# DIRECTIONS:
Report how many lines in the records hold the string "生产环境"; give the number and nothing else.

--- INPUT FOR THIS TASK ---

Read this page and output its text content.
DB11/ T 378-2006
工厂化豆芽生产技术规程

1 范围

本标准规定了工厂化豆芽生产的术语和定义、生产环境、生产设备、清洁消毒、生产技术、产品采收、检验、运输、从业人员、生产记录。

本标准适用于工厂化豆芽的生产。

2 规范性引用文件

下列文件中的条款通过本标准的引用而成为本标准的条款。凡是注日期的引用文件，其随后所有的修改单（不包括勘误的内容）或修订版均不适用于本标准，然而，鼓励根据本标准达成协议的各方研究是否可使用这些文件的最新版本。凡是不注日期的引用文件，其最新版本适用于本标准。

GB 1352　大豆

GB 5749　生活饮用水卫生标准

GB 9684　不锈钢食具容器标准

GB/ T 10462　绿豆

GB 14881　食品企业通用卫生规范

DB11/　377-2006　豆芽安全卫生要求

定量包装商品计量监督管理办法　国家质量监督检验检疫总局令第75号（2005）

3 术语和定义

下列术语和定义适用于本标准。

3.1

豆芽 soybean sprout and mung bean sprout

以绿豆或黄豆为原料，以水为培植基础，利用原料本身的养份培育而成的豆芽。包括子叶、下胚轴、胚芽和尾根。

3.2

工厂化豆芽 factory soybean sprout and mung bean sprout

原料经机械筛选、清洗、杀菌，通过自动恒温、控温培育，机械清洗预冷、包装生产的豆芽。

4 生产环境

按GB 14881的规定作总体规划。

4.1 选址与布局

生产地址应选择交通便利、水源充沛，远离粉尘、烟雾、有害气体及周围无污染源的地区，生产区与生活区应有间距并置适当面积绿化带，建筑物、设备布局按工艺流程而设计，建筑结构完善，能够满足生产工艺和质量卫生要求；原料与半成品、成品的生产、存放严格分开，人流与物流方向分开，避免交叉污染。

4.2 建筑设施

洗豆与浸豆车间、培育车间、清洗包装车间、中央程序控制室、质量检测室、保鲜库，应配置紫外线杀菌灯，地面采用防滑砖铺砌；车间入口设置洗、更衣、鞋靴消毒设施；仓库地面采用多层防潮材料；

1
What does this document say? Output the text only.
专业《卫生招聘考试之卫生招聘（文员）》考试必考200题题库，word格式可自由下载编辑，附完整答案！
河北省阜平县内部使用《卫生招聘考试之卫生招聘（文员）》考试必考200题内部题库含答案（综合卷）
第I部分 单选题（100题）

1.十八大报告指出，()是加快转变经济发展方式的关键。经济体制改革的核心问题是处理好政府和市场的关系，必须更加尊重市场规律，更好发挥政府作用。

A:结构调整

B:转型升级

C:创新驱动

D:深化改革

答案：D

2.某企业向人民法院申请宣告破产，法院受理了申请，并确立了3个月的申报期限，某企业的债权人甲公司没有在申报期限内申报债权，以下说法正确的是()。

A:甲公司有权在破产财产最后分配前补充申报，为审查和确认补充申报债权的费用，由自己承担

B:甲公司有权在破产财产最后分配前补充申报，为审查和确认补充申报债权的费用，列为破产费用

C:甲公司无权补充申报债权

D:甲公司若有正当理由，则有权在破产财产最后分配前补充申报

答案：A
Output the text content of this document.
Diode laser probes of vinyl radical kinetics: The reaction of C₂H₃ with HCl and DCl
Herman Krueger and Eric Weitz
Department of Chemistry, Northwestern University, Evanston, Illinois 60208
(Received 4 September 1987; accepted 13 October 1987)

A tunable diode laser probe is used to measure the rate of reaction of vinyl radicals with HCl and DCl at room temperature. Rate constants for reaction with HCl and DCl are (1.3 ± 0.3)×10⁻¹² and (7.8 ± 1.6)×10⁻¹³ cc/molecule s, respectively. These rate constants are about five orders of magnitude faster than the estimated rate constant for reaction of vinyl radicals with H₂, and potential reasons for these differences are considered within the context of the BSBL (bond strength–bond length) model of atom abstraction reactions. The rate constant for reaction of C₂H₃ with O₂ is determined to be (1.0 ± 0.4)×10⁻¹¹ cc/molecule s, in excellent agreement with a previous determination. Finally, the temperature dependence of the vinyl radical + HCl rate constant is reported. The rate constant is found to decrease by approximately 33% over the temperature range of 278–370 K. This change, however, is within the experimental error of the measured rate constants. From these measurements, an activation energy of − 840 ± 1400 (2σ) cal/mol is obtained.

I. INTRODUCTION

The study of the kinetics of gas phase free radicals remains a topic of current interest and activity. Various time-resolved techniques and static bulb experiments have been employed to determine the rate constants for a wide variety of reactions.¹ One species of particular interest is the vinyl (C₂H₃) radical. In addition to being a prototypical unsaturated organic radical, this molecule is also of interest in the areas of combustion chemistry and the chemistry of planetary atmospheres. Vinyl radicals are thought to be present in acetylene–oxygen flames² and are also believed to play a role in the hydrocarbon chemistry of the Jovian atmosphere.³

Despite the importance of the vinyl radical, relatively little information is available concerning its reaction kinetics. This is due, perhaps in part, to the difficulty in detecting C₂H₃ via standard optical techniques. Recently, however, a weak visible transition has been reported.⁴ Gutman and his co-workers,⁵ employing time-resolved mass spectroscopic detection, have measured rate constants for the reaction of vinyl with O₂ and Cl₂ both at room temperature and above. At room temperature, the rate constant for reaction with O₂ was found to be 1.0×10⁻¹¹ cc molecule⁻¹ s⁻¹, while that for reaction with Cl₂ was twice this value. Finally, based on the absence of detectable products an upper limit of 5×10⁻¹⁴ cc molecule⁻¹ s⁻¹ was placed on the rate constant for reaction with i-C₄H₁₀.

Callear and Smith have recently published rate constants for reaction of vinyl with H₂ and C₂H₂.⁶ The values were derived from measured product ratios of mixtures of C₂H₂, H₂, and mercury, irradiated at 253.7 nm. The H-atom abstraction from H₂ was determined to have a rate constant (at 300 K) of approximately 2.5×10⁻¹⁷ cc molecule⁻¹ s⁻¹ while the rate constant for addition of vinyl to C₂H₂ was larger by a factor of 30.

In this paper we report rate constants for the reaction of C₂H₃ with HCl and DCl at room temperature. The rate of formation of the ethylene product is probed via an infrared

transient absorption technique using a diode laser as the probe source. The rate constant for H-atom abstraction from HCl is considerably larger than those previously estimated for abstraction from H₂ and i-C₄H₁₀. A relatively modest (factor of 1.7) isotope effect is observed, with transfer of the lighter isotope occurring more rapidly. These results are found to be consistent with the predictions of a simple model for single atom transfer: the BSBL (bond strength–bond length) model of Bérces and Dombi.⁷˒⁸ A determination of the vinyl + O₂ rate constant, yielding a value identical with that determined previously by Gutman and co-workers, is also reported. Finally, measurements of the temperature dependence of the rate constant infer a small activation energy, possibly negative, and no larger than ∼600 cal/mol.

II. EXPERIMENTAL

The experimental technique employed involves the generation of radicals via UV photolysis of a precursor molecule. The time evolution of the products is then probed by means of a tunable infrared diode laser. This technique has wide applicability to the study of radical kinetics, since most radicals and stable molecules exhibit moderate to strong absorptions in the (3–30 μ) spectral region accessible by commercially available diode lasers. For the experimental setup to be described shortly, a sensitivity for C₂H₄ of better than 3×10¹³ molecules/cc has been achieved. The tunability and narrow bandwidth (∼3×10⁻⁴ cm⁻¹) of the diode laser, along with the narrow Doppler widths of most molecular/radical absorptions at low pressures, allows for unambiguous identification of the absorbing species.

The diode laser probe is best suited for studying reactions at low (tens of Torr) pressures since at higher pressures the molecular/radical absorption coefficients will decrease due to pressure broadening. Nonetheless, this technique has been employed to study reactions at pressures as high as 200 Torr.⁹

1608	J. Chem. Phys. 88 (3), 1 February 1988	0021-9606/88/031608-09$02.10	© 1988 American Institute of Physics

---

# WRITTEN ANSWER:
2